— Work to complete —
Find the lines below that contain the string "Discovered". Copy each one.

[Collected data entries]
--

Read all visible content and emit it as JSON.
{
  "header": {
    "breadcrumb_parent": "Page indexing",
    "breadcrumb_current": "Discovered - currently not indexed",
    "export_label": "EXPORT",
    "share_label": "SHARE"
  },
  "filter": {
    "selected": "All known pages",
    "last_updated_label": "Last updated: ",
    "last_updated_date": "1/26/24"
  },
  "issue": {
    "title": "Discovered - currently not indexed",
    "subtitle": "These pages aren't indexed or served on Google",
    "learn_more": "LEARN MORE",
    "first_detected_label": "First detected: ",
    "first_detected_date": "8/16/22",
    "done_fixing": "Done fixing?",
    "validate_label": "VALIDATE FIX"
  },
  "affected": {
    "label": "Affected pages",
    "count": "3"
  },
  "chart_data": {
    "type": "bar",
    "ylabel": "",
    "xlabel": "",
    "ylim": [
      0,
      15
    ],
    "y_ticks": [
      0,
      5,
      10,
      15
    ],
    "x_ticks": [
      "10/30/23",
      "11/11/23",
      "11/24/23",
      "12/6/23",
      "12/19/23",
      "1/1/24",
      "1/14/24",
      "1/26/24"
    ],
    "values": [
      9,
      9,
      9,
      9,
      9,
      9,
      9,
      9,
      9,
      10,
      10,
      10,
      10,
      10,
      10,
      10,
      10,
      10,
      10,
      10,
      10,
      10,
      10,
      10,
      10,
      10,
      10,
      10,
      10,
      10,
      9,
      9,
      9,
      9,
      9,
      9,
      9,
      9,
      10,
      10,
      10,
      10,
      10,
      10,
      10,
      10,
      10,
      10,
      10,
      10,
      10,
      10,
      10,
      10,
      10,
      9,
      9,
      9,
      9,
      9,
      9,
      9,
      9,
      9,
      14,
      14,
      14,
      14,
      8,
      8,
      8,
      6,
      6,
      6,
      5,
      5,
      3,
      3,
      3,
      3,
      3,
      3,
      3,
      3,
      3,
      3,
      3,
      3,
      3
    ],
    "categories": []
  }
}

--

— Exercise output —
    "breadcrumb_current": "Discovered - currently not indexed",
    "title": "Discovered - currently not indexed",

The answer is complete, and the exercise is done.